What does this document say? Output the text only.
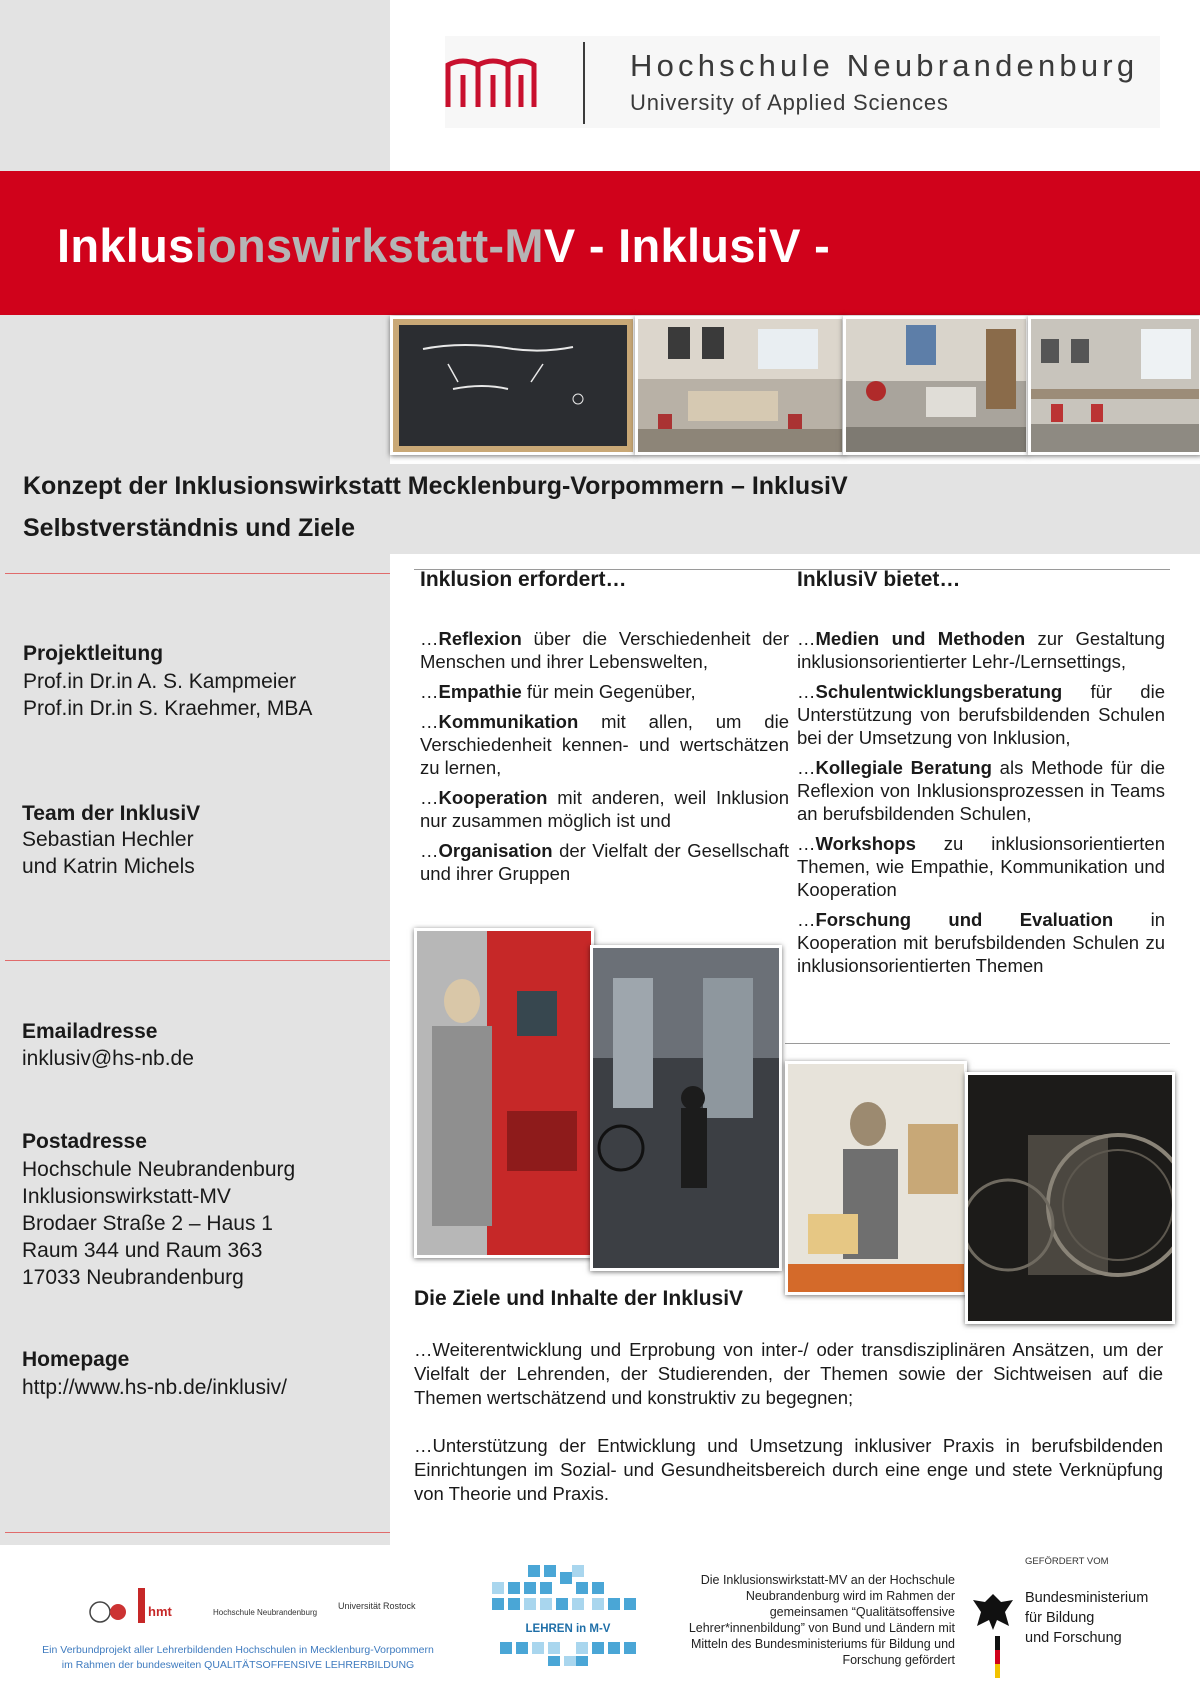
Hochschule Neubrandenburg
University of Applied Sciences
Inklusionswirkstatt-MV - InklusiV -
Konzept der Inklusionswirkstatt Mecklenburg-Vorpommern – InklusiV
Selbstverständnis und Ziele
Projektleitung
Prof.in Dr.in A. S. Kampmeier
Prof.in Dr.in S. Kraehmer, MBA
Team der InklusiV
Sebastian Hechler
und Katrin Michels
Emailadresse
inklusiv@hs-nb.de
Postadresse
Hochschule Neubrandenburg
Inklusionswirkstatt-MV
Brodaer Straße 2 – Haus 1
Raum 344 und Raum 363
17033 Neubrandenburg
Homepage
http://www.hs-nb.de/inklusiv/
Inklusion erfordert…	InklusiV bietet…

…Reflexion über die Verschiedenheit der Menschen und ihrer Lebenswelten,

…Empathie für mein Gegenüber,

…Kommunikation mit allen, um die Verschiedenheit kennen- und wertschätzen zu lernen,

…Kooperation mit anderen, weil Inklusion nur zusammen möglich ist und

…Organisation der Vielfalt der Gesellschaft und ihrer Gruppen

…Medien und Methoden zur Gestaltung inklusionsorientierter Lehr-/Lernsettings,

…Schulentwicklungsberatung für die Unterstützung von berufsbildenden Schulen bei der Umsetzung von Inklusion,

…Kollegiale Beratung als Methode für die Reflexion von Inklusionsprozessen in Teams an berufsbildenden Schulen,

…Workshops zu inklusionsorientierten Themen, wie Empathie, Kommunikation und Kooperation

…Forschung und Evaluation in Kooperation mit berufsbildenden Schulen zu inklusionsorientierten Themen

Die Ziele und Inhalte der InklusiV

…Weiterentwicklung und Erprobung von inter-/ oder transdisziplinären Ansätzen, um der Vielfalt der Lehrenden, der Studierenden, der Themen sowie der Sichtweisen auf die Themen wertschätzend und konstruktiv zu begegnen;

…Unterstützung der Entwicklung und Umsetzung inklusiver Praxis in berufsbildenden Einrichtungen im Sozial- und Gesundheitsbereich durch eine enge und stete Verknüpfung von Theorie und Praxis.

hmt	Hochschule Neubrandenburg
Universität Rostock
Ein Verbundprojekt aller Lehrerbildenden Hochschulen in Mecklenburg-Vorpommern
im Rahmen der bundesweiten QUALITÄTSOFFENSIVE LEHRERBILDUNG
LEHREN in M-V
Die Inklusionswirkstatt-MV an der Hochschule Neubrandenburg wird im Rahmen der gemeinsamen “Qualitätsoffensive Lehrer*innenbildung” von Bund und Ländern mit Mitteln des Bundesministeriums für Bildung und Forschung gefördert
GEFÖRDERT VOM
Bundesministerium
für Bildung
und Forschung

*The request:* Return only the count of lines in the records that hold the word "Neubrandenburg".

*Final answer:* 5